▶ **Stored entries**
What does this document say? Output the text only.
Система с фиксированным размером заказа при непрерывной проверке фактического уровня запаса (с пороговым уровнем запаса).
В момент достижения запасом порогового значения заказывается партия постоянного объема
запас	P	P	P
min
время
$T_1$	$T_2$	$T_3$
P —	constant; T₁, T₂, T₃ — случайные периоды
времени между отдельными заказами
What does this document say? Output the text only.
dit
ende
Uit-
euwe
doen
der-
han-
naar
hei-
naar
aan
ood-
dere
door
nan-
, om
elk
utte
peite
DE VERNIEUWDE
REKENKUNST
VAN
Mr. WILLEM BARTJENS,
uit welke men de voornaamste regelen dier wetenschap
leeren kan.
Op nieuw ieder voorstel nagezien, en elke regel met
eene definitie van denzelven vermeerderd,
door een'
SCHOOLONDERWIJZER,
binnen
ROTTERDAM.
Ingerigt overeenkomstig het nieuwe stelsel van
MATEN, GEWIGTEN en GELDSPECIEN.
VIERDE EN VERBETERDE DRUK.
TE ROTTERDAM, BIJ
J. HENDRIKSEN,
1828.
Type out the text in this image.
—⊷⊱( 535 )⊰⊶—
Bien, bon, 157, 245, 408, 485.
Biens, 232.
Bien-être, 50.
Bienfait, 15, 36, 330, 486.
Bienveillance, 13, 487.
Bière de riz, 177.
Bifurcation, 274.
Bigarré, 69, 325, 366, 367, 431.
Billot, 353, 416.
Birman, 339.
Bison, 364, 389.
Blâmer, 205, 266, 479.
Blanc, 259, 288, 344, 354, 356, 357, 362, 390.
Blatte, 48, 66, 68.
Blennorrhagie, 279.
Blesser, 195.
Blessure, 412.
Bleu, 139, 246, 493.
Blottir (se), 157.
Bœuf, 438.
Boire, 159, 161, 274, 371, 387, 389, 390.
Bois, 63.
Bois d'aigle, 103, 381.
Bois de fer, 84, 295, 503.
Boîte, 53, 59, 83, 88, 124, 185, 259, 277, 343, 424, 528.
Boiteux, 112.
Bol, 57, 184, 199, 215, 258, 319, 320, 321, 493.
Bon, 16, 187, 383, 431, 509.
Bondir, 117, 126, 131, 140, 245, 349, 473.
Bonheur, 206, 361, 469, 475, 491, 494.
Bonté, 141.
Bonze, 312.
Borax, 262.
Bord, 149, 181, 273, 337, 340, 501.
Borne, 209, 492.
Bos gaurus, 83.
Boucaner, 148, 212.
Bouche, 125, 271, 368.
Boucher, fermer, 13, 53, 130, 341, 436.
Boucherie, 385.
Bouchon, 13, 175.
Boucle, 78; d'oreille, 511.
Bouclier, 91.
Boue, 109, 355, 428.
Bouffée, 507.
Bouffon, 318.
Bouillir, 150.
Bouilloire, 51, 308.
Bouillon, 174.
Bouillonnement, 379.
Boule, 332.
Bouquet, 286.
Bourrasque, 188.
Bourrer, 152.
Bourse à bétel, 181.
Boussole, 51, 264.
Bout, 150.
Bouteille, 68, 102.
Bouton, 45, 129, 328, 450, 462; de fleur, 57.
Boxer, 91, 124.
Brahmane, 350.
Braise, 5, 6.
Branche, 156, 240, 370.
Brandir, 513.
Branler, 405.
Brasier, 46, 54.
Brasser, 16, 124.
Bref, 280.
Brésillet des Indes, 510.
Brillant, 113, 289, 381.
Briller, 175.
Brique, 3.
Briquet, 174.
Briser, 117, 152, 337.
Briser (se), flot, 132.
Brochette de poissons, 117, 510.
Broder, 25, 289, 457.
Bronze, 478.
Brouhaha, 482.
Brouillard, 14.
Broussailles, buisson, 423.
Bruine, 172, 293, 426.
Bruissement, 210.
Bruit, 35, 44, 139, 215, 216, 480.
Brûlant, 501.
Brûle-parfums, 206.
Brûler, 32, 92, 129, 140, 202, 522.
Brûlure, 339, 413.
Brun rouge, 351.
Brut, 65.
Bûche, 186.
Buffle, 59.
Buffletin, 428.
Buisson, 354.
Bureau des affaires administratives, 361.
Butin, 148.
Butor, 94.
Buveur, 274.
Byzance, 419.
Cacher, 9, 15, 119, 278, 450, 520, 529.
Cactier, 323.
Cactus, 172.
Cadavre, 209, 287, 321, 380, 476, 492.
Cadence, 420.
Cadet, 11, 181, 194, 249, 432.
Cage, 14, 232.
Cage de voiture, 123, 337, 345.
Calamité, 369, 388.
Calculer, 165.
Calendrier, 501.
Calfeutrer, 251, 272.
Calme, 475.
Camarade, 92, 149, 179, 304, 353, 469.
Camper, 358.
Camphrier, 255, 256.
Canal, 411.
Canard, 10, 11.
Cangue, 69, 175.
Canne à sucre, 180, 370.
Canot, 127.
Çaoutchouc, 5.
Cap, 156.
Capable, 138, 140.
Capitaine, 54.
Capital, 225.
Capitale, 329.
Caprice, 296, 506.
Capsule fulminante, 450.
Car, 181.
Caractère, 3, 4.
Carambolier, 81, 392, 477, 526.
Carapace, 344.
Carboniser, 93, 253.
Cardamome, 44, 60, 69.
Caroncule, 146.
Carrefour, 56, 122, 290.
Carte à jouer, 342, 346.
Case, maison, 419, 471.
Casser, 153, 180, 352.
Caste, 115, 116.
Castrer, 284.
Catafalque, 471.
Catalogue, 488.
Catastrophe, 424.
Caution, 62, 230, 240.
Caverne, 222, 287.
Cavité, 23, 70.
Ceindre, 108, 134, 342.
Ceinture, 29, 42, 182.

▶ **Exercise brief**
Exactly reproduce every line of the records.

▶ **Final result**
What does this document say? Output the text only.
Система с фиксированным размером заказа при непрерывной проверке фактического уровня запаса (с пороговым уровнем запаса).
В момент достижения запасом порогового значения заказывается партия постоянного объема
запас	P	P	P
min
время
$T_1$	$T_2$	$T_3$
P —	constant; T₁, T₂, T₃ — случайные периоды
времени между отдельными заказами
What does this document say? Output the text only.
dit
ende
Uit-
euwe
doen
der-
han-
naar
hei-
naar
aan
ood-
dere
door
nan-
, om
elk
utte
peite
DE VERNIEUWDE
REKENKUNST
VAN
Mr. WILLEM BARTJENS,
uit welke men de voornaamste regelen dier wetenschap
leeren kan.
Op nieuw ieder voorstel nagezien, en elke regel met
eene definitie van denzelven vermeerderd,
door een'
SCHOOLONDERWIJZER,
binnen
ROTTERDAM.
Ingerigt overeenkomstig het nieuwe stelsel van
MATEN, GEWIGTEN en GELDSPECIEN.
VIERDE EN VERBETERDE DRUK.
TE ROTTERDAM, BIJ
J. HENDRIKSEN,
1828.
Type out the text in this image.
—⊷⊱( 535 )⊰⊶—
Bien, bon, 157, 245, 408, 485.
Biens, 232.
Bien-être, 50.
Bienfait, 15, 36, 330, 486.
Bienveillance, 13, 487.
Bière de riz, 177.
Bifurcation, 274.
Bigarré, 69, 325, 366, 367, 431.
Billot, 353, 416.
Birman, 339.
Bison, 364, 389.
Blâmer, 205, 266, 479.
Blanc, 259, 288, 344, 354, 356, 357, 362, 390.
Blatte, 48, 66, 68.
Blennorrhagie, 279.
Blesser, 195.
Blessure, 412.
Bleu, 139, 246, 493.
Blottir (se), 157.
Bœuf, 438.
Boire, 159, 161, 274, 371, 387, 389, 390.
Bois, 63.
Bois d'aigle, 103, 381.
Bois de fer, 84, 295, 503.
Boîte, 53, 59, 83, 88, 124, 185, 259, 277, 343, 424, 528.
Boiteux, 112.
Bol, 57, 184, 199, 215, 258, 319, 320, 321, 493.
Bon, 16, 187, 383, 431, 509.
Bondir, 117, 126, 131, 140, 245, 349, 473.
Bonheur, 206, 361, 469, 475, 491, 494.
Bonté, 141.
Bonze, 312.
Borax, 262.
Bord, 149, 181, 273, 337, 340, 501.
Borne, 209, 492.
Bos gaurus, 83.
Boucaner, 148, 212.
Bouche, 125, 271, 368.
Boucher, fermer, 13, 53, 130, 341, 436.
Boucherie, 385.
Bouchon, 13, 175.
Boucle, 78; d'oreille, 511.
Bouclier, 91.
Boue, 109, 355, 428.
Bouffée, 507.
Bouffon, 318.
Bouillir, 150.
Bouilloire, 51, 308.
Bouillon, 174.
Bouillonnement, 379.
Boule, 332.
Bouquet, 286.
Bourrasque, 188.
Bourrer, 152.
Bourse à bétel, 181.
Boussole, 51, 264.
Bout, 150.
Bouteille, 68, 102.
Bouton, 45, 129, 328, 450, 462; de fleur, 57.
Boxer, 91, 124.
Brahmane, 350.
Braise, 5, 6.
Branche, 156, 240, 370.
Brandir, 513.
Branler, 405.
Brasier, 46, 54.
Brasser, 16, 124.
Bref, 280.
Brésillet des Indes, 510.
Brillant, 113, 289, 381.
Briller, 175.
Brique, 3.
Briquet, 174.
Briser, 117, 152, 337.
Briser (se), flot, 132.
Brochette de poissons, 117, 510.
Broder, 25, 289, 457.
Bronze, 478.
Brouhaha, 482.
Brouillard, 14.
Broussailles, buisson, 423.
Bruine, 172, 293, 426.
Bruissement, 210.
Bruit, 35, 44, 139, 215, 216, 480.
Brûlant, 501.
Brûle-parfums, 206.
Brûler, 32, 92, 129, 140, 202, 522.
Brûlure, 339, 413.
Brun rouge, 351.
Brut, 65.
Bûche, 186.
Buffle, 59.
Buffletin, 428.
Buisson, 354.
Bureau des affaires administratives, 361.
Butin, 148.
Butor, 94.
Buveur, 274.
Byzance, 419.
Cacher, 9, 15, 119, 278, 450, 520, 529.
Cactier, 323.
Cactus, 172.
Cadavre, 209, 287, 321, 380, 476, 492.
Cadence, 420.
Cadet, 11, 181, 194, 249, 432.
Cage, 14, 232.
Cage de voiture, 123, 337, 345.
Calamité, 369, 388.
Calculer, 165.
Calendrier, 501.
Calfeutrer, 251, 272.
Calme, 475.
Camarade, 92, 149, 179, 304, 353, 469.
Camper, 358.
Camphrier, 255, 256.
Canal, 411.
Canard, 10, 11.
Cangue, 69, 175.
Canne à sucre, 180, 370.
Canot, 127.
Çaoutchouc, 5.
Cap, 156.
Capable, 138, 140.
Capitaine, 54.
Capital, 225.
Capitale, 329.
Caprice, 296, 506.
Capsule fulminante, 450.
Car, 181.
Caractère, 3, 4.
Carambolier, 81, 392, 477, 526.
Carapace, 344.
Carboniser, 93, 253.
Cardamome, 44, 60, 69.
Caroncule, 146.
Carrefour, 56, 122, 290.
Carte à jouer, 342, 346.
Case, maison, 419, 471.
Casser, 153, 180, 352.
Caste, 115, 116.
Castrer, 284.
Catafalque, 471.
Catalogue, 488.
Catastrophe, 424.
Caution, 62, 230, 240.
Caverne, 222, 287.
Cavité, 23, 70.
Ceindre, 108, 134, 342.
Ceinture, 29, 42, 182.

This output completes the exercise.